> **STATED TASK**
Only lines with the string "Output" matter here; gather them from the material below.

Raw records:

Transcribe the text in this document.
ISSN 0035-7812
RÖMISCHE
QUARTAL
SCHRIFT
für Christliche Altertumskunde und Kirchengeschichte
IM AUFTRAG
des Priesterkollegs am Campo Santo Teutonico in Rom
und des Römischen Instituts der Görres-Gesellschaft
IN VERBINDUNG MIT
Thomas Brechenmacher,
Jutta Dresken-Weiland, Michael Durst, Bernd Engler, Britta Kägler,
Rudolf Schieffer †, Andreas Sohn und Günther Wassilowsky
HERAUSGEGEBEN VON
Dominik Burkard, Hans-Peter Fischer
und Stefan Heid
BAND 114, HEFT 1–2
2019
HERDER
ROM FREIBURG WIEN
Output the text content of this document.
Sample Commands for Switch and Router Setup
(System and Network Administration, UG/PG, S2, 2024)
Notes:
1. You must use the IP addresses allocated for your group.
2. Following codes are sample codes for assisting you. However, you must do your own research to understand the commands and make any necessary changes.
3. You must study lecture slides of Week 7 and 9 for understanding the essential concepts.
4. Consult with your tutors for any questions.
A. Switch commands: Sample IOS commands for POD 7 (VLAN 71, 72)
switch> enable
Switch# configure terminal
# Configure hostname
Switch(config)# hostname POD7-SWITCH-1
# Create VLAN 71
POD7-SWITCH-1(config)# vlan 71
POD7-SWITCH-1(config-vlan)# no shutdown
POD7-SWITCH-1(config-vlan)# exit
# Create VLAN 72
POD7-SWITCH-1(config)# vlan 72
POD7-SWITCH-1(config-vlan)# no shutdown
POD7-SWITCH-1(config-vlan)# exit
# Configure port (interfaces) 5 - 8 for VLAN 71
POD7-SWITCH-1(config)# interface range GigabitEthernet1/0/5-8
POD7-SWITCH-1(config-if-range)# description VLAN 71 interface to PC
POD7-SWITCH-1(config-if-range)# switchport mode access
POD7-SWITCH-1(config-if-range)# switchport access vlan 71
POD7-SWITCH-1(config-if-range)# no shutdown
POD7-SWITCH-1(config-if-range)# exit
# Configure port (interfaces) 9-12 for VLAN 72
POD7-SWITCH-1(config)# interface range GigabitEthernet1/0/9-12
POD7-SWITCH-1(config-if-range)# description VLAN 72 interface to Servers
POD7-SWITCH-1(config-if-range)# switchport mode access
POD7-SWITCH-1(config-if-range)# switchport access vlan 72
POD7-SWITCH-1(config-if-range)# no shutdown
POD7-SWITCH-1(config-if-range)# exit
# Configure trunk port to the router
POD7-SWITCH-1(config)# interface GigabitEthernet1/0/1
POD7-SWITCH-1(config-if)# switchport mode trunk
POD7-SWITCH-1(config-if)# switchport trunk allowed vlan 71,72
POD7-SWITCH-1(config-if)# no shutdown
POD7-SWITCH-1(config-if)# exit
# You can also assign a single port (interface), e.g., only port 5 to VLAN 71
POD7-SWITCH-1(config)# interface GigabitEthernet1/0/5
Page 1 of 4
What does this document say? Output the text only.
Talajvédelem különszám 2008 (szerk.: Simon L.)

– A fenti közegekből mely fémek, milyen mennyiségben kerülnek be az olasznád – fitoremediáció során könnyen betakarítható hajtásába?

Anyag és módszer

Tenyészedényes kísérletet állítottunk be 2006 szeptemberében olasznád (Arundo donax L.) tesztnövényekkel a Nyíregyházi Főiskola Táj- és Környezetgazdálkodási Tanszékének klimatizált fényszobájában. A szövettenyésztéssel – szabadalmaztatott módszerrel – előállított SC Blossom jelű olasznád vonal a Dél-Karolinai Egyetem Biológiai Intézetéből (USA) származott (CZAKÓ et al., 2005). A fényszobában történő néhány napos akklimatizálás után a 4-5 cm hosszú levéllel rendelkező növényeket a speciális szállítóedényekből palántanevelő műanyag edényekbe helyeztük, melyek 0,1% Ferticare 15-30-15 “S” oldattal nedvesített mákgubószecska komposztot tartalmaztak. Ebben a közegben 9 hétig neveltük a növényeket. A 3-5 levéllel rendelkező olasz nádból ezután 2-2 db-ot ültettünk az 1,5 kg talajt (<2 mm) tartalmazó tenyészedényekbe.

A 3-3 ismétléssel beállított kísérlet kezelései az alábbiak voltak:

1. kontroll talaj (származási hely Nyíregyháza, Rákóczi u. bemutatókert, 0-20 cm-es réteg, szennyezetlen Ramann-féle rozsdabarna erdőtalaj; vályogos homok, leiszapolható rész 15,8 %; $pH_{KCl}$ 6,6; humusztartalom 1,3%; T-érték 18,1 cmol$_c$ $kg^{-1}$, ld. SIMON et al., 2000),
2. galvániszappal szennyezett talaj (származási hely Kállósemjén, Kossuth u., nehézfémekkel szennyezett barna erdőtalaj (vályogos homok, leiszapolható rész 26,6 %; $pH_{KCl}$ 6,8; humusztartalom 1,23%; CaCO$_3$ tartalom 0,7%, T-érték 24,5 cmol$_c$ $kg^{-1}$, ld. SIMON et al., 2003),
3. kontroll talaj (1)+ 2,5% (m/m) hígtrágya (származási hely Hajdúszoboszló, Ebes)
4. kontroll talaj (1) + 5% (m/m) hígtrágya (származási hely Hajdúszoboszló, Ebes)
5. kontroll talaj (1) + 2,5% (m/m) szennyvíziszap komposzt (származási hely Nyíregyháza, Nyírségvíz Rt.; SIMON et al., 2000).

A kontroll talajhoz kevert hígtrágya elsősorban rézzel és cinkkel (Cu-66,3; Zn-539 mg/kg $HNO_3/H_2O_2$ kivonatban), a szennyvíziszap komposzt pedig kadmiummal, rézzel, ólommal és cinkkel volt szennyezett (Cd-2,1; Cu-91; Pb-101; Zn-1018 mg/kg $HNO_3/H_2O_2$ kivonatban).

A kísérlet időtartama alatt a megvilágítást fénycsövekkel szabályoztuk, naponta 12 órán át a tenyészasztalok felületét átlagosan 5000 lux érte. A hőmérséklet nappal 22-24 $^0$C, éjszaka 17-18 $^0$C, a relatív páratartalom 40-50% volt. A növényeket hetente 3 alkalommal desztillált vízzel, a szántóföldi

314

> **THE RESULT**
Output the text content of this document.
What does this document say? Output the text only.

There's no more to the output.